§ TEXT PROVIDED
= Holger Zellentin =

German scholar of religious studies (born 1976)

Holger Michael Zellentin (born January 17, 1976) is a German scholar of religious studies, Jewish studies and Quranic studies. He is a professor of religion and Judaic studies at the Eberhard Karls University of Tübingen.

His work focuses on late Ancient Near and Middle Eastern religions, the Talmud and the Quran in their historical contexts, Hellenistic Judaism and anthropology of ancient religion.

==Biography==
===Early life and education===
Zellentin received his Diplôme des Études Universitaires Générales from the University of Strasbourg in 1998, a Doctoraal degree (BA cum MA) from the University of Amsterdam in 2001, Master of Arts in religions of late antiquity from the Department of Religion and Department of Classics at Princeton University in 2004 and a Ph.D. from the Department of Religion at Princeton University in 2007.

===Career===

Zellentin has previously taught at the University of Cambridge, the University of Nottingham, the Graduate Theological Union, the University of California, Berkeley, and Rutgers University.

Since 2019 he has been Professor of Religious Studies with a special focus on Judaic Studies at the Eberhard Karls University of Tübingen.

§ TASK TO CARRY OUT
Can you set down, word for word, the stretch of the Holger Zellentin text that opens with "Zellentin has previously" and closes with "on Judaic Studies at the Eberhard Karls University of Tübingen."?

§ RECORD EXCERPTS
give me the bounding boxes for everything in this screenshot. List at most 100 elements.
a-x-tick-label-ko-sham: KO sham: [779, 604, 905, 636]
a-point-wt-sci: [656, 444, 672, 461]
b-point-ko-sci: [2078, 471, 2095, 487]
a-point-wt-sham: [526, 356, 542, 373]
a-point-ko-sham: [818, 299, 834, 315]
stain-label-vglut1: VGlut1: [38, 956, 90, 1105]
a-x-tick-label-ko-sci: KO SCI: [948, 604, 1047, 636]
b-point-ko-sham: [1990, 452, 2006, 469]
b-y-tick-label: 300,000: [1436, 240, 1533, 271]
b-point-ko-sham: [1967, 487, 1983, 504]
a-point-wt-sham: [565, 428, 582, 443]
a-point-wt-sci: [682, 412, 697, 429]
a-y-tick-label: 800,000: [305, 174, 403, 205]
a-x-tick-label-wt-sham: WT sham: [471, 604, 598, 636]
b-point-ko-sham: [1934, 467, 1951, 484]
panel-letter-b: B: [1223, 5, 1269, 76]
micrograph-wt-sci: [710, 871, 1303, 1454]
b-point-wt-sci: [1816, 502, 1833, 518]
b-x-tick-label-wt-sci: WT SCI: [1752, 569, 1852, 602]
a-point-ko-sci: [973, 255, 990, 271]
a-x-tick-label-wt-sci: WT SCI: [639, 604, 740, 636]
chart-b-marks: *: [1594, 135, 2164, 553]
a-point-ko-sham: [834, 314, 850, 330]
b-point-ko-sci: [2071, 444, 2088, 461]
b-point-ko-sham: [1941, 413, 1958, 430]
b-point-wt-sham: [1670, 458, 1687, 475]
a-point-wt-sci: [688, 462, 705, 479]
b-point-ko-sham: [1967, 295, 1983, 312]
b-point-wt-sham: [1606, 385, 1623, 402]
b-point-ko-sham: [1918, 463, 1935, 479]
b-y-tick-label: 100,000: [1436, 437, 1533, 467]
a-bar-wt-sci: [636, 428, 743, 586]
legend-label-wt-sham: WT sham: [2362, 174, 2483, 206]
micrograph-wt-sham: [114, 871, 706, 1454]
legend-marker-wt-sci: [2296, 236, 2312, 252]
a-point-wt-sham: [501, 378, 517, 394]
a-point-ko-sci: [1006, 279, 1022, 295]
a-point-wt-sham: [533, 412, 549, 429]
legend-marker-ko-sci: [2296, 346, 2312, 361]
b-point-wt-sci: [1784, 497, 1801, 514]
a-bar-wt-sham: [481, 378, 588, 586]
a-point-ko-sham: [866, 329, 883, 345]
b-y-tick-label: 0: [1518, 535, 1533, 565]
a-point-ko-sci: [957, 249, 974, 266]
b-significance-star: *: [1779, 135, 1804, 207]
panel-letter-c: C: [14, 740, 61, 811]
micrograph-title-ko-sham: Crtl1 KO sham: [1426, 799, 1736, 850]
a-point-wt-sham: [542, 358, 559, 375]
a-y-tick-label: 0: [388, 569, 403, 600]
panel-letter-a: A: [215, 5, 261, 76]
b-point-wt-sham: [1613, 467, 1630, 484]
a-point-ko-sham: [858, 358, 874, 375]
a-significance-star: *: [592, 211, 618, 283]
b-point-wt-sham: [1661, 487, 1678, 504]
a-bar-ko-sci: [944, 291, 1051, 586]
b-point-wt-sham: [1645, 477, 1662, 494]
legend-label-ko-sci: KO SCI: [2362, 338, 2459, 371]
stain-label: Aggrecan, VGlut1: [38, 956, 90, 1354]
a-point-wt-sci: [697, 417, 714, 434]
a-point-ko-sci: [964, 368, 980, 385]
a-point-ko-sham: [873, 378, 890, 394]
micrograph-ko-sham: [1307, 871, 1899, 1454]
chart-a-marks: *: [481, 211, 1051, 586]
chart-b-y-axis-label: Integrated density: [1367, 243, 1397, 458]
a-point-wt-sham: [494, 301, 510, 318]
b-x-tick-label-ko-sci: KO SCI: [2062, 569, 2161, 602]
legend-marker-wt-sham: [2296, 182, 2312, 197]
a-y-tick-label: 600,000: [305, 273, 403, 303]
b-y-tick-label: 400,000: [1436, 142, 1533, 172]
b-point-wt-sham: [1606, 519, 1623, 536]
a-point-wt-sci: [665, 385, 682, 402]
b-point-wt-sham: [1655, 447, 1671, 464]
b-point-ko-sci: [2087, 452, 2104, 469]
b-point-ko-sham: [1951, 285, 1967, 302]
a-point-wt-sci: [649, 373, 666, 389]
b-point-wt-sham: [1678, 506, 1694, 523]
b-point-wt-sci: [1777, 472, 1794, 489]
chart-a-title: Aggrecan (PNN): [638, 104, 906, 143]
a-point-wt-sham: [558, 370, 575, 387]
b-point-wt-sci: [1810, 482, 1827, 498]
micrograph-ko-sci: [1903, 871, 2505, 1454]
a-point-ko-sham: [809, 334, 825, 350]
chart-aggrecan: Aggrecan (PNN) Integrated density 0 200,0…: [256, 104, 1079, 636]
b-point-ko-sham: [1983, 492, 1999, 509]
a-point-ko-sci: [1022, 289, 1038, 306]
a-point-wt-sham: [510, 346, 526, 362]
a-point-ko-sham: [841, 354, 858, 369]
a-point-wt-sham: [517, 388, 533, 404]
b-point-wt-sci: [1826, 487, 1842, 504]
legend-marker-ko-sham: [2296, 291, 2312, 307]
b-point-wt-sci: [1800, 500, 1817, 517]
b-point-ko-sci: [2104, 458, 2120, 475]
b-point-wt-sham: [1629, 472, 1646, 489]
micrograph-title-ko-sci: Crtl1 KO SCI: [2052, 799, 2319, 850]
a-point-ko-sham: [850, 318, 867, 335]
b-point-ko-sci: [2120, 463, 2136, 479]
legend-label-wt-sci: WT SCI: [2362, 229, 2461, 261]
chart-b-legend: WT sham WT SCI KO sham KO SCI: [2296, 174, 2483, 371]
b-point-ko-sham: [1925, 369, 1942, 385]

§ WRITTEN ANSWER
Zellentin has previously taught at the University of Cambridge, the University of Nottingham, the Graduate Theological Union, the University of California, Berkeley, and Rutgers University.

Since 2019 he has been Professor of Religious Studies with a special focus on Judaic Studies at the Eberhard Karls University of Tübingen.